Do not copy the pictures; transcribe all other material exactly.

***** RECORD EXTRACTS

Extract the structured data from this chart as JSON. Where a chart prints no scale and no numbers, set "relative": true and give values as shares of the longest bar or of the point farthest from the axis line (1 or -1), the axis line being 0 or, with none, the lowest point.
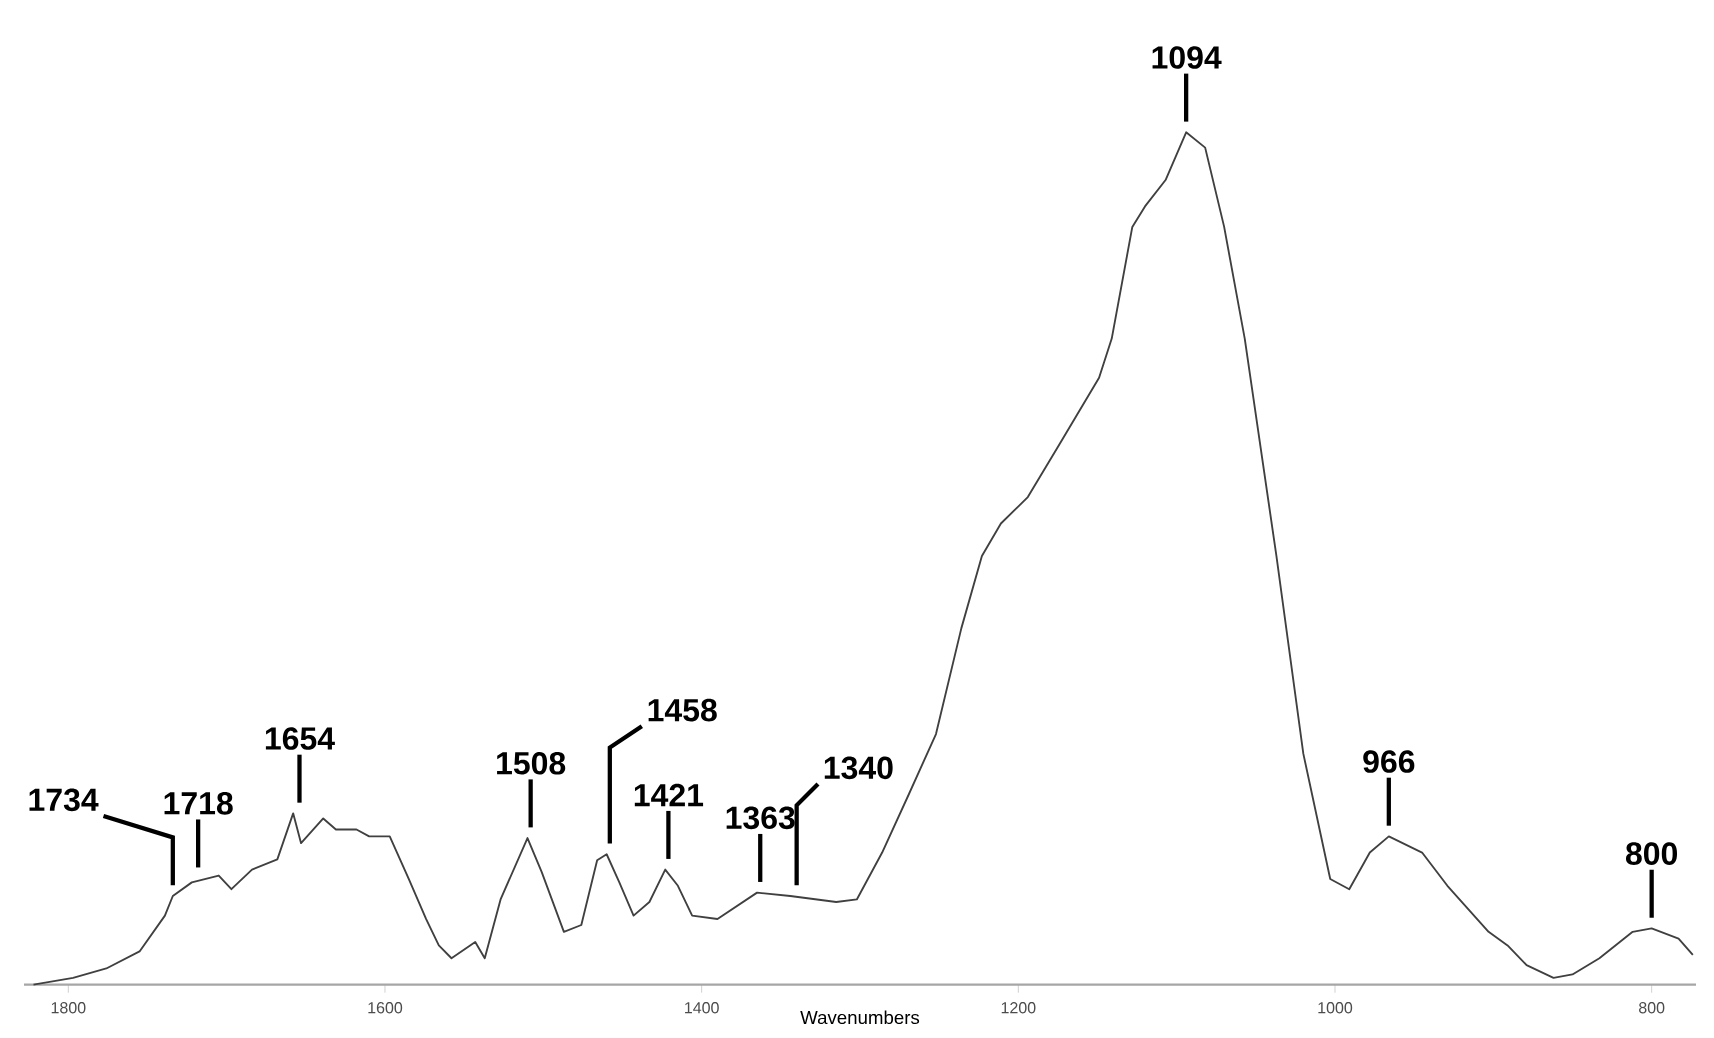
{
  "chart_data": {
    "type": "line",
    "xlabel": "Wavenumbers",
    "relative": true,
    "xlim": [
      1828,
      772
    ],
    "xticks": [
      1800,
      1600,
      1400,
      1200,
      1000,
      800
    ],
    "marker": "none",
    "line_style": "solid",
    "series": [
      {
        "color": "#404040",
        "x": [
          1822,
          1797,
          1776,
          1755,
          1739,
          1734,
          1722,
          1705,
          1697,
          1684,
          1668,
          1658,
          1653,
          1639,
          1631,
          1618,
          1610,
          1597,
          1585,
          1574,
          1566,
          1558,
          1543,
          1537,
          1527,
          1510,
          1501,
          1487,
          1476,
          1466,
          1460,
          1452,
          1443,
          1433,
          1423,
          1415,
          1406,
          1390,
          1365,
          1344,
          1315,
          1302,
          1286,
          1269,
          1252,
          1236,
          1223,
          1211,
          1194,
          1174,
          1149,
          1141,
          1128,
          1120,
          1107,
          1094,
          1082,
          1070,
          1057,
          1037,
          1020,
          1003,
          991,
          978,
          966,
          945,
          929,
          903,
          891,
          879,
          862,
          850,
          833,
          812,
          800,
          783,
          774
        ],
        "values": [
          0.0,
          0.008,
          0.019,
          0.039,
          0.081,
          0.104,
          0.12,
          0.128,
          0.112,
          0.135,
          0.147,
          0.201,
          0.166,
          0.195,
          0.182,
          0.182,
          0.174,
          0.174,
          0.124,
          0.077,
          0.046,
          0.031,
          0.05,
          0.031,
          0.1,
          0.172,
          0.132,
          0.062,
          0.07,
          0.146,
          0.153,
          0.12,
          0.081,
          0.097,
          0.135,
          0.116,
          0.081,
          0.077,
          0.108,
          0.104,
          0.097,
          0.1,
          0.155,
          0.224,
          0.294,
          0.418,
          0.503,
          0.541,
          0.572,
          0.634,
          0.712,
          0.758,
          0.889,
          0.913,
          0.944,
          1.0,
          0.982,
          0.889,
          0.758,
          0.503,
          0.271,
          0.124,
          0.112,
          0.155,
          0.174,
          0.155,
          0.116,
          0.062,
          0.046,
          0.023,
          0.008,
          0.012,
          0.031,
          0.062,
          0.066,
          0.054,
          0.035
        ]
      }
    ],
    "annotations": [
      {
        "text": "1734",
        "x": 1734,
        "y": 0.104
      },
      {
        "text": "1718",
        "x": 1718,
        "y": 0.125
      },
      {
        "text": "1654",
        "x": 1654,
        "y": 0.201
      },
      {
        "text": "1508",
        "x": 1508,
        "y": 0.172
      },
      {
        "text": "1458",
        "x": 1458,
        "y": 0.153
      },
      {
        "text": "1421",
        "x": 1421,
        "y": 0.135
      },
      {
        "text": "1363",
        "x": 1363,
        "y": 0.108
      },
      {
        "text": "1340",
        "x": 1340,
        "y": 0.104
      },
      {
        "text": "1094",
        "x": 1094,
        "y": 1.0
      },
      {
        "text": "966",
        "x": 966,
        "y": 0.174
      },
      {
        "text": "800",
        "x": 800,
        "y": 0.066
      }
    ]
  }
}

**********

■ WRITTEN RESPONSE:
Extract the structured data from this chart as JSON. Where a chart prints no scale and no numbers, set "relative": true and give values as shares of the longest bar or of the point farthest from the axis line (1 or -1), the axis line being 0 or, with none, the lowest point.
{
  "chart_data": {
    "type": "line",
    "xlabel": "Wavenumbers",
    "relative": true,
    "xlim": [
      1828,
      772
    ],
    "xticks": [
      1800,
      1600,
      1400,
      1200,
      1000,
      800
    ],
    "marker": "none",
    "line_style": "solid",
    "series": [
      {
        "color": "#404040",
        "x": [
          1822,
          1797,
          1776,
          1755,
          1739,
          1734,
          1722,
          1705,
          1697,
          1684,
          1668,
          1658,
          1653,
          1639,
          1631,
          1618,
          1610,
          1597,
          1585,
          1574,
          1566,
          1558,
          1543,
          1537,
          1527,
          1510,
          1501,
          1487,
          1476,
          1466,
          1460,
          1452,
          1443,
          1433,
          1423,
          1415,
          1406,
          1390,
          1365,
          1344,
          1315,
          1302,
          1286,
          1269,
          1252,
          1236,
          1223,
          1211,
          1194,
          1174,
          1149,
          1141,
          1128,
          1120,
          1107,
          1094,
          1082,
          1070,
          1057,
          1037,
          1020,
          1003,
          991,
          978,
          966,
          945,
          929,
          903,
          891,
          879,
          862,
          850,
          833,
          812,
          800,
          783,
          774
        ],
        "values": [
          0.0,
          0.008,
          0.019,
          0.039,
          0.081,
          0.104,
          0.12,
          0.128,
          0.112,
          0.135,
          0.147,
          0.201,
          0.166,
          0.195,
          0.182,
          0.182,
          0.174,
          0.174,
          0.124,
          0.077,
          0.046,
          0.031,
          0.05,
          0.031,
          0.1,
          0.172,
          0.132,
          0.062,
          0.07,
          0.146,
          0.153,
          0.12,
          0.081,
          0.097,
          0.135,
          0.116,
          0.081,
          0.077,
          0.108,
          0.104,
          0.097,
          0.1,
          0.155,
          0.224,
          0.294,
          0.418,
          0.503,
          0.541,
          0.572,
          0.634,
          0.712,
          0.758,
          0.889,
          0.913,
          0.944,
          1.0,
          0.982,
          0.889,
          0.758,
          0.503,
          0.271,
          0.124,
          0.112,
          0.155,
          0.174,
          0.155,
          0.116,
          0.062,
          0.046,
          0.023,
          0.008,
          0.012,
          0.031,
          0.062,
          0.066,
          0.054,
          0.035
        ]
      }
    ],
    "annotations": [
      {
        "text": "1734",
        "x": 1734,
        "y": 0.104
      },
      {
        "text": "1718",
        "x": 1718,
        "y": 0.125
      },
      {
        "text": "1654",
        "x": 1654,
        "y": 0.201
      },
      {
        "text": "1508",
        "x": 1508,
        "y": 0.172
      },
      {
        "text": "1458",
        "x": 1458,
        "y": 0.153
      },
      {
        "text": "1421",
        "x": 1421,
        "y": 0.135
      },
      {
        "text": "1363",
        "x": 1363,
        "y": 0.108
      },
      {
        "text": "1340",
        "x": 1340,
        "y": 0.104
      },
      {
        "text": "1094",
        "x": 1094,
        "y": 1.0
      },
      {
        "text": "966",
        "x": 966,
        "y": 0.174
      },
      {
        "text": "800",
        "x": 800,
        "y": 0.066
      }
    ]
  }
}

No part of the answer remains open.